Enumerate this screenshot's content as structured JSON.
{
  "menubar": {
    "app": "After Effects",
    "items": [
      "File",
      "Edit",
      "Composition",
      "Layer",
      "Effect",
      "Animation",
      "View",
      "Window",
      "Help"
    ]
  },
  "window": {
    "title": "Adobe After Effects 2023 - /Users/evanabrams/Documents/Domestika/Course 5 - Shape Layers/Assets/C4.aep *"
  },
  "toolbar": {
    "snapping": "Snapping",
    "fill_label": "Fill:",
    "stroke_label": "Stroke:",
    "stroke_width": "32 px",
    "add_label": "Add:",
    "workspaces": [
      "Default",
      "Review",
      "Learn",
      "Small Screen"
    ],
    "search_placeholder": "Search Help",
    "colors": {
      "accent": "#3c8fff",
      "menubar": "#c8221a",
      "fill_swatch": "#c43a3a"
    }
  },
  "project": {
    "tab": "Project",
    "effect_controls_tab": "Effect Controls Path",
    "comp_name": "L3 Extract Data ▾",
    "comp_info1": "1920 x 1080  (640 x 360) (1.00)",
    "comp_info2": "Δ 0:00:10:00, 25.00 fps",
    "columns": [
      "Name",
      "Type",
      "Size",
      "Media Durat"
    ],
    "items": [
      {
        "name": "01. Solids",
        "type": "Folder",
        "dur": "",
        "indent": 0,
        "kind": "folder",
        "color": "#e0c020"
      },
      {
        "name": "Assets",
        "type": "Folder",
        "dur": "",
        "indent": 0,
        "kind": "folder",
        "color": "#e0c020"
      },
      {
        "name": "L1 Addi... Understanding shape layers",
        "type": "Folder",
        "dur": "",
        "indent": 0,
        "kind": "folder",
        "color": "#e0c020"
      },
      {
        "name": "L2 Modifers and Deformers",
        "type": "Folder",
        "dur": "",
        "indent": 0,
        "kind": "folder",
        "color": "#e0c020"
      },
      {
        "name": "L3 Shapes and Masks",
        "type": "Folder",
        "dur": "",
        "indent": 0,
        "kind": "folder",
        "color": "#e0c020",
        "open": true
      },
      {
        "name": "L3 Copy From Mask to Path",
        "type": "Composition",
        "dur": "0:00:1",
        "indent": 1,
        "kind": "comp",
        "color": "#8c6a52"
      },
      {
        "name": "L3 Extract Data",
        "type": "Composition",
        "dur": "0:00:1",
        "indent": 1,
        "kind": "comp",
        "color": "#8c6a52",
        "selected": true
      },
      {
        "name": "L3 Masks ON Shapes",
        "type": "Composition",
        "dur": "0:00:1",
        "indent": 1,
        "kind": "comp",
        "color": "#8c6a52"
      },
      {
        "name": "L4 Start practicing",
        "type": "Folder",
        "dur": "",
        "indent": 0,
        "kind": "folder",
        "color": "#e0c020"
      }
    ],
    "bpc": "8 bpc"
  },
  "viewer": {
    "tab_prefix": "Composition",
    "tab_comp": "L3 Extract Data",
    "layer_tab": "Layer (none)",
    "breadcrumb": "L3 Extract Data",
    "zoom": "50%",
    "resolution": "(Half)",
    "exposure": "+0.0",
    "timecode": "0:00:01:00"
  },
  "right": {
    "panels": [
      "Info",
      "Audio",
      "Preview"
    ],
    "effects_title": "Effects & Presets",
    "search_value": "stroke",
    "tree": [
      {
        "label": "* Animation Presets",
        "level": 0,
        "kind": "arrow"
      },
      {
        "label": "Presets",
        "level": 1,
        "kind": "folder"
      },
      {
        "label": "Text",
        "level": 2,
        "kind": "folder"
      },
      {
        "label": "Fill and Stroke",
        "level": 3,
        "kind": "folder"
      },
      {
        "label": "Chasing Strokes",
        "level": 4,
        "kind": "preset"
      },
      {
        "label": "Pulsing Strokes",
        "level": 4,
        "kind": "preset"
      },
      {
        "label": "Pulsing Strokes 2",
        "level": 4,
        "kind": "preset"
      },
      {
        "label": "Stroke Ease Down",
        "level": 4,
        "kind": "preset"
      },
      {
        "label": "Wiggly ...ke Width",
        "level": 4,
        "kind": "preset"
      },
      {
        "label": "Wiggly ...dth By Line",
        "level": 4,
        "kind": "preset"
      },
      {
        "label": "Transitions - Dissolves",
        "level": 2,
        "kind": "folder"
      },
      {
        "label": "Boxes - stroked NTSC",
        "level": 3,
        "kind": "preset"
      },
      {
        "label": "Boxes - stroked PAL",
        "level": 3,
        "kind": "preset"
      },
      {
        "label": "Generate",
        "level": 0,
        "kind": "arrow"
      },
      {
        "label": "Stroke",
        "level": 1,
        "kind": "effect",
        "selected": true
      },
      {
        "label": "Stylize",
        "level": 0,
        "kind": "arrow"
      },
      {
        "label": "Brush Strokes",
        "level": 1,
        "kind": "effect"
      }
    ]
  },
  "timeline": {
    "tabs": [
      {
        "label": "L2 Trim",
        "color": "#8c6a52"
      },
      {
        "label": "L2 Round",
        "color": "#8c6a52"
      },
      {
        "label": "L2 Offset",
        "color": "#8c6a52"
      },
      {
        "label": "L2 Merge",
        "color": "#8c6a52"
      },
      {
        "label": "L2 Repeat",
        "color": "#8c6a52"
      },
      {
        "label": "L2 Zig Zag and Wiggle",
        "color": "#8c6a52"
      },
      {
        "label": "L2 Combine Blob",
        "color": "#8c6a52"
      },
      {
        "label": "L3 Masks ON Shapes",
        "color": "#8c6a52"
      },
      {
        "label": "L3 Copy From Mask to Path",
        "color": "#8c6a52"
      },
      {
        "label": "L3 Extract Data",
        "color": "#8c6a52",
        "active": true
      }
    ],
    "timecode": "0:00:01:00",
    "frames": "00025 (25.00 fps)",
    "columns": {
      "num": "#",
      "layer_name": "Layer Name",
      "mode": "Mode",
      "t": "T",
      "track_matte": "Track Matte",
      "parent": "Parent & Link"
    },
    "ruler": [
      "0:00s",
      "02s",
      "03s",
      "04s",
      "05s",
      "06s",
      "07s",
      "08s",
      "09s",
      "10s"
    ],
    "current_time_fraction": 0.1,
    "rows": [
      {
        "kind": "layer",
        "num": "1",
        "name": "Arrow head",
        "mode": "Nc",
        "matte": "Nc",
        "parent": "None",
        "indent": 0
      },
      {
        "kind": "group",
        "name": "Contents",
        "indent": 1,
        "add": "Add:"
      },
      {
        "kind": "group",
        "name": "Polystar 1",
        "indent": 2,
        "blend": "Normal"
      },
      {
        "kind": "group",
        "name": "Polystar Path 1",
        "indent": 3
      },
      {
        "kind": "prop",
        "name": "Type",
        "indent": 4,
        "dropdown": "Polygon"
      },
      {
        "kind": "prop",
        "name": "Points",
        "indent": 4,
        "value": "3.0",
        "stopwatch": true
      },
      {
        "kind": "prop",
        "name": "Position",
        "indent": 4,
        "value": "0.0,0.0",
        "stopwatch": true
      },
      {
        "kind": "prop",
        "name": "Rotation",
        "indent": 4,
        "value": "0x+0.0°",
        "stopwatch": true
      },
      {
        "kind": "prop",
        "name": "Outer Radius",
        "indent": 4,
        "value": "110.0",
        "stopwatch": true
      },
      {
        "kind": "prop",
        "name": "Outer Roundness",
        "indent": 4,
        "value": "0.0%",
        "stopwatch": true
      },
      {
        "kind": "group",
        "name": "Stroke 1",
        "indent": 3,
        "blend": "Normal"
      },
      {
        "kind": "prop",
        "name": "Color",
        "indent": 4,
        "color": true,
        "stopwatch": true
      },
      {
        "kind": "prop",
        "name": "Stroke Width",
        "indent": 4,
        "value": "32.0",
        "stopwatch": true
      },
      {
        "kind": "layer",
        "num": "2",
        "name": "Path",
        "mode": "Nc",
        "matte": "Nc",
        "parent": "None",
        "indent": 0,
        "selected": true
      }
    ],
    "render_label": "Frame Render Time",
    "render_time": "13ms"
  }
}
□ □ □ □
▸ GIVEN REQUEST: Each line above that holds the string "Outer" should be copied and shown.

▸ RESULT OF THE EXERCISE:
        "name": "Outer Radius",
        "name": "Outer Roundness",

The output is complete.